> What is asked
Check each line of the material below for "JSON", then copy the ones that contain it.
--*--
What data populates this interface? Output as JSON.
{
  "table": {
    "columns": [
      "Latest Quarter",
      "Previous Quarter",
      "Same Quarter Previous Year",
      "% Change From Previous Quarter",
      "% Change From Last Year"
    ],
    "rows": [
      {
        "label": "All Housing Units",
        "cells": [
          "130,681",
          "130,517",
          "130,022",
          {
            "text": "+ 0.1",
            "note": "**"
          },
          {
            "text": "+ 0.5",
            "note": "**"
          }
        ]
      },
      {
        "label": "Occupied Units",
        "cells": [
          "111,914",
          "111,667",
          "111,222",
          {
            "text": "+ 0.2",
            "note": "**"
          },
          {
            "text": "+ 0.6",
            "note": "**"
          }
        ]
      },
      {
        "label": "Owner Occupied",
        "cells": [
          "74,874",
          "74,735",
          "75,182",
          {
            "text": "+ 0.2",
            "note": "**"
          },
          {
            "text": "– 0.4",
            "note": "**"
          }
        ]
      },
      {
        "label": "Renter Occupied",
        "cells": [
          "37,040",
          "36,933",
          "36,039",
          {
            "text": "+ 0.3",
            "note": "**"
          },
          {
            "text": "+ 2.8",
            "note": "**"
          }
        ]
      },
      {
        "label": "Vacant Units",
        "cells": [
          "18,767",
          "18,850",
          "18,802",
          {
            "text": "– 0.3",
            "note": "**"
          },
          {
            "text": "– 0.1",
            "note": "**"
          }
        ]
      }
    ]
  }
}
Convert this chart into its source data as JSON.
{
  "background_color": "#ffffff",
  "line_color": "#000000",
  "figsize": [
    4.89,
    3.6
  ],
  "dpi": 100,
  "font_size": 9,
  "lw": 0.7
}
--*--
> Problem solution
What data populates this interface? Output as JSON.
Convert this chart into its source data as JSON.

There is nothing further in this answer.